§ **Input for this task**
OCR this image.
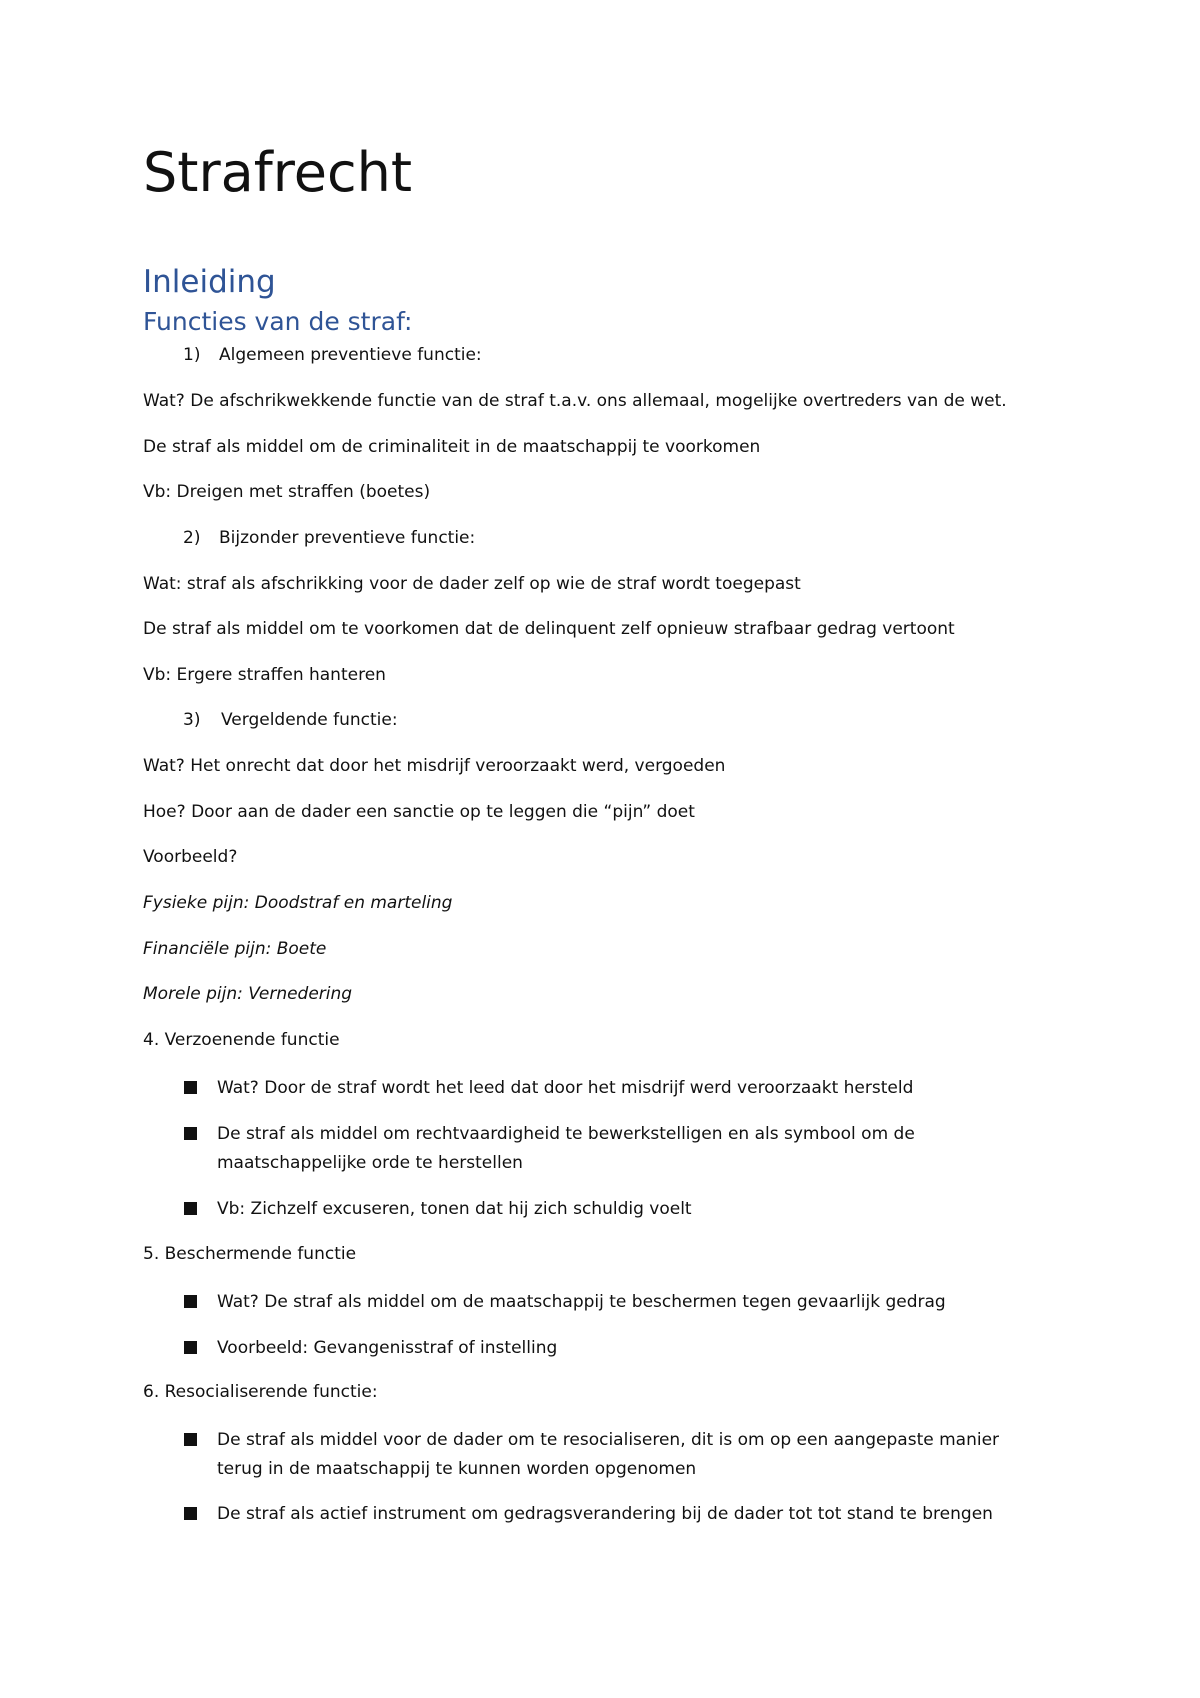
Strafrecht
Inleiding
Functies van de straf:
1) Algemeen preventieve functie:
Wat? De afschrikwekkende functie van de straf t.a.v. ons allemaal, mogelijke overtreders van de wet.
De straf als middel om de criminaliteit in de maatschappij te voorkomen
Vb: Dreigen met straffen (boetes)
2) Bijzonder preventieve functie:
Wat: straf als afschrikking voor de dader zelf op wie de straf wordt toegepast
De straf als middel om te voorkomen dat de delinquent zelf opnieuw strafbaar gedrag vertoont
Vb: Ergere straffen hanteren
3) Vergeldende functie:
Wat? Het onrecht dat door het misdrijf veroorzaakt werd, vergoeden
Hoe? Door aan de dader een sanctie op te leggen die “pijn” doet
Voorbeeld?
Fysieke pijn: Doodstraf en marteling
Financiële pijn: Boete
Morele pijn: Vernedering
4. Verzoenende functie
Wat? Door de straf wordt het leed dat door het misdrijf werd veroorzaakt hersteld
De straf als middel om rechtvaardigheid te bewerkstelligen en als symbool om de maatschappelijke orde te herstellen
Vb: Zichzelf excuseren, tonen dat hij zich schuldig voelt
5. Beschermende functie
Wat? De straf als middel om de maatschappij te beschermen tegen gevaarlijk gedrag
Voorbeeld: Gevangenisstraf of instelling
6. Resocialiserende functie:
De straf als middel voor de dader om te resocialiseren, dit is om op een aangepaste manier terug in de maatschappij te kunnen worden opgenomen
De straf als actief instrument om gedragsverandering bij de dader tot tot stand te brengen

§ **Task objective**
Show every line above where "dader" is found.

§ **Problem solution**
Wat: straf als afschrikking voor de dader zelf op wie de straf wordt toegepast
Hoe? Door aan de dader een sanctie op te leggen die “pijn” doet
De straf als middel voor de dader om te resocialiseren, dit is om op een aangepaste manier terug in de maatschappij te kunnen worden opgenomen
De straf als actief instrument om gedragsverandering bij de dader tot tot stand te brengen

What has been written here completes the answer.